**TASK INSTRUCTIONS:**
In the following material, identify every line holding the string "returns" and return it.

**DATASET RECORDS:**
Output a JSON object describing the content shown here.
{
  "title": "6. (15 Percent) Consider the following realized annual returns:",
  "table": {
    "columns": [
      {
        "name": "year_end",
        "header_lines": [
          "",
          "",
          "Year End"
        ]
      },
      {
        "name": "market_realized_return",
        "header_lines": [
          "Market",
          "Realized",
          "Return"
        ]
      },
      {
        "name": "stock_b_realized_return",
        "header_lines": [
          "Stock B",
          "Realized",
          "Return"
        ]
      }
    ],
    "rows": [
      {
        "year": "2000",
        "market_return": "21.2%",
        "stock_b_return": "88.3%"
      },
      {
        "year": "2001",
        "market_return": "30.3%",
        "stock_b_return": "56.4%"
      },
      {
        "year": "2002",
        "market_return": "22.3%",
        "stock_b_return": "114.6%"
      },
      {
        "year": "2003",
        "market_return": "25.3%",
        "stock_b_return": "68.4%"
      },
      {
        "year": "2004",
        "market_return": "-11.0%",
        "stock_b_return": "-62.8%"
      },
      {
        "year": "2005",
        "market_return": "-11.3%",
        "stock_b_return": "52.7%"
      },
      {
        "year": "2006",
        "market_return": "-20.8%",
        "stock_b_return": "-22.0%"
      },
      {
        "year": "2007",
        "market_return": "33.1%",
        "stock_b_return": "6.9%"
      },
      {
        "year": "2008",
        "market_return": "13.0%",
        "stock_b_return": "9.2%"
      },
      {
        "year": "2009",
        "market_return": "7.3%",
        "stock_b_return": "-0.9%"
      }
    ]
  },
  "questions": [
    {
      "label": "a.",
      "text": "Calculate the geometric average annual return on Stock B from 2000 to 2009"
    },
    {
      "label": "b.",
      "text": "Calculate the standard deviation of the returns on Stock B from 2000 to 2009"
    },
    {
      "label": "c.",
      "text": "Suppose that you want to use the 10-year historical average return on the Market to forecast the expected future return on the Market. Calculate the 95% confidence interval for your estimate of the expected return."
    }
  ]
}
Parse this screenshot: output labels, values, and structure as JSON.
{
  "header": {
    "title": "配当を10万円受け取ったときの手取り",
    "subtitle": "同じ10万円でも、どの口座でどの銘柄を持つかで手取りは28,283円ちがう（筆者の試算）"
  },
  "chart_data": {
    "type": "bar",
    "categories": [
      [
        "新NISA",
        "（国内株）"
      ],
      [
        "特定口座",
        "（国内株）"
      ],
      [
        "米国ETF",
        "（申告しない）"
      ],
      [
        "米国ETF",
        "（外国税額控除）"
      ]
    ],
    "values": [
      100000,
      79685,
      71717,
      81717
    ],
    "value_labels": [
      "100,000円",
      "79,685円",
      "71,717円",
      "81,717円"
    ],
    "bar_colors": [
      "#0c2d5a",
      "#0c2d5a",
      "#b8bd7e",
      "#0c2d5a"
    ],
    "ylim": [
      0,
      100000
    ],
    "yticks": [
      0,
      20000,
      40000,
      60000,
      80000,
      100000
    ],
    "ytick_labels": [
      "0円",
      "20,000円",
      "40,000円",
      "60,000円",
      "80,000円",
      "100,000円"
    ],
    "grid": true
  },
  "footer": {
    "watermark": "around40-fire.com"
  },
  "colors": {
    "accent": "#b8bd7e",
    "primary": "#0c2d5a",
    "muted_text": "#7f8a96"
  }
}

**COMPLETED TASK:**
  "title": "6. (15 Percent) Consider the following realized annual returns:",
      "text": "Calculate the standard deviation of the returns on Stock B from 2000 to 2009"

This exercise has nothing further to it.